▶ [Stated exercise]:
Report every line in the listing below where the string "plain" shows up.

▶ [Data entries]:
[start]

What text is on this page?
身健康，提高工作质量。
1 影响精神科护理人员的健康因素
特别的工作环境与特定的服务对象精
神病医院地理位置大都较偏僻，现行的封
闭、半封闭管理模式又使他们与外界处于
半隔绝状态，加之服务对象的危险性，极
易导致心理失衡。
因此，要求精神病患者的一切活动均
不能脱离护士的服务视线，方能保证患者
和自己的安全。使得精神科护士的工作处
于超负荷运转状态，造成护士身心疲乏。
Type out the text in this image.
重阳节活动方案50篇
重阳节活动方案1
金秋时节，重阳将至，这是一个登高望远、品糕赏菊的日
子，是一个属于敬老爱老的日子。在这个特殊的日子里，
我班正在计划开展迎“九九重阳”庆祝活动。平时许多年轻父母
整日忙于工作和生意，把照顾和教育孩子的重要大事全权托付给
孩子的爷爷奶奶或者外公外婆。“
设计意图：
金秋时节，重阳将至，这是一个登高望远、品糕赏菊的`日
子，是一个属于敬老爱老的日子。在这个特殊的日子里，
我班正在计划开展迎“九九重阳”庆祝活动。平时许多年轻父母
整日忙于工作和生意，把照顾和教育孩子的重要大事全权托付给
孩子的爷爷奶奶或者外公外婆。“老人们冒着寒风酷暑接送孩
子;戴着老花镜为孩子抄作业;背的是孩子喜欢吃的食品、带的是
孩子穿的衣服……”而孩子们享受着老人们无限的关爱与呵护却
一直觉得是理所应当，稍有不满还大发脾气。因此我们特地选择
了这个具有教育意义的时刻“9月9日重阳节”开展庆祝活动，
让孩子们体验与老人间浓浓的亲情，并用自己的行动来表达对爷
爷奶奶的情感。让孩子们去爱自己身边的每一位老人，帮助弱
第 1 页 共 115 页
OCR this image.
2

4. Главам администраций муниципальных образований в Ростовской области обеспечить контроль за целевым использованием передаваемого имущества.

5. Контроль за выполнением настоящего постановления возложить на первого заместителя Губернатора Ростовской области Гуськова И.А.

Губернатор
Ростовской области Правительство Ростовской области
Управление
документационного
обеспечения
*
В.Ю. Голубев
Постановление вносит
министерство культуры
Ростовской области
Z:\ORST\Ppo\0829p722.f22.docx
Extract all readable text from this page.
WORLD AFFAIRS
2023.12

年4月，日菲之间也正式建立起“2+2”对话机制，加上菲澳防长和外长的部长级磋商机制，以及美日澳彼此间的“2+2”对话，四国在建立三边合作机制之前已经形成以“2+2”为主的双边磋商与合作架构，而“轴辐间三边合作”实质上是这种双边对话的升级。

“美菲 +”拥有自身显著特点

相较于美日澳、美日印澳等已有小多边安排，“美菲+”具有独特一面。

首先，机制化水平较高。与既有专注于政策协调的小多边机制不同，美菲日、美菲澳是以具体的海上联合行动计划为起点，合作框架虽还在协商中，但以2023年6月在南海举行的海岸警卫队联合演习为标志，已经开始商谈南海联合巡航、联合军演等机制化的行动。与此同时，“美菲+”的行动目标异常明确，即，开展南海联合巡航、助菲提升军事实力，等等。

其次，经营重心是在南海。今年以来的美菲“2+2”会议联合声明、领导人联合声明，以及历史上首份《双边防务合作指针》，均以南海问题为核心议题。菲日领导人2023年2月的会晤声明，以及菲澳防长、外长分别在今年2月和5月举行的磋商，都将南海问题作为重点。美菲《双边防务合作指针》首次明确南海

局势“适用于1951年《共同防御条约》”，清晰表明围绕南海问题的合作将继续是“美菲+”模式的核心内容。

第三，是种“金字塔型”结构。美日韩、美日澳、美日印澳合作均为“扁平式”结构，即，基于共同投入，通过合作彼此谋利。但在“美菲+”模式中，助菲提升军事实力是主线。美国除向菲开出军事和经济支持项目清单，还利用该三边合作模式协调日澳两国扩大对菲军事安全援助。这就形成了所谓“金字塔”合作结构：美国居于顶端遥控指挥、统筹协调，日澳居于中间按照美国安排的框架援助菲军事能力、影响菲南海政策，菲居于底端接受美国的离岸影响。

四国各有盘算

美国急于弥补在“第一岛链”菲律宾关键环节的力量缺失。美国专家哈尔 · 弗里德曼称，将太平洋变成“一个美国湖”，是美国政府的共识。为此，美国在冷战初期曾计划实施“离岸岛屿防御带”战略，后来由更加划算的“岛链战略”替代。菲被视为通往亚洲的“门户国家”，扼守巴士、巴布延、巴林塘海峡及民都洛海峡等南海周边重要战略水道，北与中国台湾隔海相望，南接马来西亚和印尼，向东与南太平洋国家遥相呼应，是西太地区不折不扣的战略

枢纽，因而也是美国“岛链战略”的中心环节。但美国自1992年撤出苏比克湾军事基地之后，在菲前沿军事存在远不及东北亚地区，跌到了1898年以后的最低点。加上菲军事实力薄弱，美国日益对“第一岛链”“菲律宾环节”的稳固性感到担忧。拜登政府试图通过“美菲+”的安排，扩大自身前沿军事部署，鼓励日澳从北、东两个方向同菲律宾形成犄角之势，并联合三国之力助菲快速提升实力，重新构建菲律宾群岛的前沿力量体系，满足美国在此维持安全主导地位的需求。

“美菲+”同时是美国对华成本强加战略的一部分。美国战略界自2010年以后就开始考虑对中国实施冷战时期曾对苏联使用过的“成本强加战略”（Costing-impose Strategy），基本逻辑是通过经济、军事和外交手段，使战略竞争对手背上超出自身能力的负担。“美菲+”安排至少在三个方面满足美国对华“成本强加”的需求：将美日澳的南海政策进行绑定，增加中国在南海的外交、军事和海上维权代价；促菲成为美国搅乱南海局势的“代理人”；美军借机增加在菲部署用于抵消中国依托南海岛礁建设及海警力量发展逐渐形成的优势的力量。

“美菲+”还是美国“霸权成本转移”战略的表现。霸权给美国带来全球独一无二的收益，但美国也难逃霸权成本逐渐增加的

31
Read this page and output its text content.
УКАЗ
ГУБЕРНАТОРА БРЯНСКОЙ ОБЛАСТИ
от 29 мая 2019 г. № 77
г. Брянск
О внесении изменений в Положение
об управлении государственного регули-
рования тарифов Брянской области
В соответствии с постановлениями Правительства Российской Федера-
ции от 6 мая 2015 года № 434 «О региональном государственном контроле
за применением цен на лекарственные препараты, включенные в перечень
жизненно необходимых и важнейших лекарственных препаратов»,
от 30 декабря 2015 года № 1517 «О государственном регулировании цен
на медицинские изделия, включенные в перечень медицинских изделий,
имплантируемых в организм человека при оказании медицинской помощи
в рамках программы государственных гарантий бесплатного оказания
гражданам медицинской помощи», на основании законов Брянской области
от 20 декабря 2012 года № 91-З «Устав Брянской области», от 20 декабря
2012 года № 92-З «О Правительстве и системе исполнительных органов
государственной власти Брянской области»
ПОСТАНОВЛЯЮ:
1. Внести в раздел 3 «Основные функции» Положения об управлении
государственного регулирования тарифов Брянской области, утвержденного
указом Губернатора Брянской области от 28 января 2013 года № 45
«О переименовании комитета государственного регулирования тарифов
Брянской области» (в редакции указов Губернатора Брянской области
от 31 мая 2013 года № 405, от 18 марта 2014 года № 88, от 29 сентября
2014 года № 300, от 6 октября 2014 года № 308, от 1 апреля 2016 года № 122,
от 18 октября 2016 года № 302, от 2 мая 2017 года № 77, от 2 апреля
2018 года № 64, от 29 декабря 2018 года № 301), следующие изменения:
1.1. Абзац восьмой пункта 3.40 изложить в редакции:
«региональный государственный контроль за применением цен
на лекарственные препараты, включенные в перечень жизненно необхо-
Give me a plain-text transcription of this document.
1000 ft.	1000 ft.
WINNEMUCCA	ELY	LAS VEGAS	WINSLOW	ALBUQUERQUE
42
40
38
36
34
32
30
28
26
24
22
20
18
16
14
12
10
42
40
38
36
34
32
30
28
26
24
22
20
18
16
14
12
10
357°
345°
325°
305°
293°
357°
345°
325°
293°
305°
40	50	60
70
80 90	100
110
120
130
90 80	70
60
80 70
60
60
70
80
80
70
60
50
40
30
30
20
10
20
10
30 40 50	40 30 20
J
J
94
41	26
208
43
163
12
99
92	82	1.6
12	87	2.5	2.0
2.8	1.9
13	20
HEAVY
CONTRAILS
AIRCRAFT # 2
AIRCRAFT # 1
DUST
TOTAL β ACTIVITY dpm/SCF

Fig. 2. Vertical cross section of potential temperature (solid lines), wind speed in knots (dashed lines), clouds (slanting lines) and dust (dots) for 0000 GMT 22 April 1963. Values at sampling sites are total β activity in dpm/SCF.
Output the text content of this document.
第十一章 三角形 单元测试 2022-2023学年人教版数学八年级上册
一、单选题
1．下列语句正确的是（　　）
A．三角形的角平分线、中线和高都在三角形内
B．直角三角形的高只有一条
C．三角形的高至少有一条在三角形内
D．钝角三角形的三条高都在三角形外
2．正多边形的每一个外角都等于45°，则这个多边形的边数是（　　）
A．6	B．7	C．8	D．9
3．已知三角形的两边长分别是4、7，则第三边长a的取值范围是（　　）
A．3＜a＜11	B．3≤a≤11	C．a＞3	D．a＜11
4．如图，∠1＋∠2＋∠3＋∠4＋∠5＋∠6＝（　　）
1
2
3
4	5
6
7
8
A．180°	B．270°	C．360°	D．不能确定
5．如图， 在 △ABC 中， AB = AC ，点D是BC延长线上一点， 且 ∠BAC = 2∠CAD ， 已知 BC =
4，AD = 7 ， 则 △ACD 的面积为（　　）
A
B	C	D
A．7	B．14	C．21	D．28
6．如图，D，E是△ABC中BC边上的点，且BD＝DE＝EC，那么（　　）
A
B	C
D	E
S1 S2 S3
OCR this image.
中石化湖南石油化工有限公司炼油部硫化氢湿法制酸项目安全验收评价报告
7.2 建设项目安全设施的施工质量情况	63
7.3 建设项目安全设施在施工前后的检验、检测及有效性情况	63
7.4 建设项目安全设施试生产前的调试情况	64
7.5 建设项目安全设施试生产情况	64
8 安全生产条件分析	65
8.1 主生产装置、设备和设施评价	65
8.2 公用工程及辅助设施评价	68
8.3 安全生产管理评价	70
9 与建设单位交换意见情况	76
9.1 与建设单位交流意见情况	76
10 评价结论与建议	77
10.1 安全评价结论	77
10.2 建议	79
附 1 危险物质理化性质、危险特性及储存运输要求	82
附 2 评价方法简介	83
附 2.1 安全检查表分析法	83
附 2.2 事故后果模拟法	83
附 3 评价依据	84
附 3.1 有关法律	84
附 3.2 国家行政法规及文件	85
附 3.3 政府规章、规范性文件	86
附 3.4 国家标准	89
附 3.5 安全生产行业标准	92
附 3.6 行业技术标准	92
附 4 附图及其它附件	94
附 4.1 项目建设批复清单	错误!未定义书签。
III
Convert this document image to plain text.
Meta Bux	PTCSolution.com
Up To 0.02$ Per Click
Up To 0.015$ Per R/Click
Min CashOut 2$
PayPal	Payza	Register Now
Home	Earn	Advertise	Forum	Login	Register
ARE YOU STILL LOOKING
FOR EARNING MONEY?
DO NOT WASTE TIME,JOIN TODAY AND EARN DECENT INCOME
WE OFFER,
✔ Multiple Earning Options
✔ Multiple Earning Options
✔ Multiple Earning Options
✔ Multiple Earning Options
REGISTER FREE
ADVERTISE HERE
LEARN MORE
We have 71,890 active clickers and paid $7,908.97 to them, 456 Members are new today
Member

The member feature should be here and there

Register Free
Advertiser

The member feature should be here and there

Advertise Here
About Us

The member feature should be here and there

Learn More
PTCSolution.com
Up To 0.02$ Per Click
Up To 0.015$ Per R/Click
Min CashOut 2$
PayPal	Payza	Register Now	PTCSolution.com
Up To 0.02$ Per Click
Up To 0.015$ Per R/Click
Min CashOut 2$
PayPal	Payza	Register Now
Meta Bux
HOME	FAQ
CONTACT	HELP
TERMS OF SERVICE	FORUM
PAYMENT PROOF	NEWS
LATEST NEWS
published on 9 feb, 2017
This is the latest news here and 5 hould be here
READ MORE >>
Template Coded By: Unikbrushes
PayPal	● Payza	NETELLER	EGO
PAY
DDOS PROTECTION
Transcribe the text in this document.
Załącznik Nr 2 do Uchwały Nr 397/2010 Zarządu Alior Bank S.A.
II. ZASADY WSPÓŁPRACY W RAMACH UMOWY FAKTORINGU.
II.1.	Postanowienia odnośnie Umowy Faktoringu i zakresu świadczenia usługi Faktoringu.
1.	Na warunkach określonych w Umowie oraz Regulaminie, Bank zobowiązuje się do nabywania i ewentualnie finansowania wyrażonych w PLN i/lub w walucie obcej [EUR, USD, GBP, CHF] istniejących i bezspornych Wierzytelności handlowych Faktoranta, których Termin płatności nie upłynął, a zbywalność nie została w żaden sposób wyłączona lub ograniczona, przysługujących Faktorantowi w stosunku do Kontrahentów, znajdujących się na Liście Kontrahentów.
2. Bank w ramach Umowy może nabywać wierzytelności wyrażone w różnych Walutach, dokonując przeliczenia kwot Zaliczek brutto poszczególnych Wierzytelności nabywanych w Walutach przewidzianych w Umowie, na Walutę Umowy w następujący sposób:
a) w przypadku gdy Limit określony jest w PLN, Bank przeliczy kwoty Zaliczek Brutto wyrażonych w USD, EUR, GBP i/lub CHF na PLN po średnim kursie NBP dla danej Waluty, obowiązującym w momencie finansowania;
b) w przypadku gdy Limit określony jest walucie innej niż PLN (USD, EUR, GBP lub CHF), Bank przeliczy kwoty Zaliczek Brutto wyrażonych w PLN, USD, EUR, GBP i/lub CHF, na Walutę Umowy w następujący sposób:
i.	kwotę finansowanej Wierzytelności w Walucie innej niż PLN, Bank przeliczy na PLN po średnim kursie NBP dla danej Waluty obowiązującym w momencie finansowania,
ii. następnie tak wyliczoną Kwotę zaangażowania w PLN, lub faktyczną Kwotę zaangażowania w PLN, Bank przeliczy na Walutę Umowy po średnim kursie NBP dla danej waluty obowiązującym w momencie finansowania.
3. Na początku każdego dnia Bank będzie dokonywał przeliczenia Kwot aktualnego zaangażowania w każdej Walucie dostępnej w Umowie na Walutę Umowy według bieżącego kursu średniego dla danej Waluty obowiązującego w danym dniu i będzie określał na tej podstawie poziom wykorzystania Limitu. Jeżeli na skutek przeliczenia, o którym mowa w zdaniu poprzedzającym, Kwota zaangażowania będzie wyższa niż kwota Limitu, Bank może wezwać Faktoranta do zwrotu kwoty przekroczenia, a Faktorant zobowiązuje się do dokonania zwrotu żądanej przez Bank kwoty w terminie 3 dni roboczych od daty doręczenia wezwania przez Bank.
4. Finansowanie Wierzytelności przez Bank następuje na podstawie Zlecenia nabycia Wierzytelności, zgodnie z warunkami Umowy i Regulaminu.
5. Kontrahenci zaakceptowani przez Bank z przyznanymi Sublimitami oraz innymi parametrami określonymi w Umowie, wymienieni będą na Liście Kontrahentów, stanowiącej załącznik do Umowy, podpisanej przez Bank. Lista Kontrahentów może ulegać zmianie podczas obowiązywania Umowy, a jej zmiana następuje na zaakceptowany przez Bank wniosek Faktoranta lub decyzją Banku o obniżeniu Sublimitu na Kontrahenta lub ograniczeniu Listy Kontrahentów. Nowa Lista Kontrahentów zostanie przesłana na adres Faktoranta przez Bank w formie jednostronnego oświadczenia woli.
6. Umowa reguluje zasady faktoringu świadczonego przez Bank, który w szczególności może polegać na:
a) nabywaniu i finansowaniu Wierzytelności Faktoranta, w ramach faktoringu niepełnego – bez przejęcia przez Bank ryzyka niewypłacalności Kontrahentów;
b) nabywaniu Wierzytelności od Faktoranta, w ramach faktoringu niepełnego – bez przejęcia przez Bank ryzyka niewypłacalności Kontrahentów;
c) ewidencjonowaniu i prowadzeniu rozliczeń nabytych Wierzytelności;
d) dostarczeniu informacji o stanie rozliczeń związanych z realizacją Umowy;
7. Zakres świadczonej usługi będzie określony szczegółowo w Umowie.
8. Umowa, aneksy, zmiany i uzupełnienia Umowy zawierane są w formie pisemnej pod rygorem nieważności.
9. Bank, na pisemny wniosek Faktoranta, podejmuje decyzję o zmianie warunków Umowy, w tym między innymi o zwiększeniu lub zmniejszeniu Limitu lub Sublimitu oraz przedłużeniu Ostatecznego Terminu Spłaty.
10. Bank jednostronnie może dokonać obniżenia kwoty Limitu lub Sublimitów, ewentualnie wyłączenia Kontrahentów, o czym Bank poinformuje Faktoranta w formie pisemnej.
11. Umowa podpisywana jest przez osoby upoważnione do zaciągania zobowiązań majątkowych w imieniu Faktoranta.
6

[end]

▶ [Result of this exercise]:
Give me a plain-text transcription of this document.
Convert this document image to plain text.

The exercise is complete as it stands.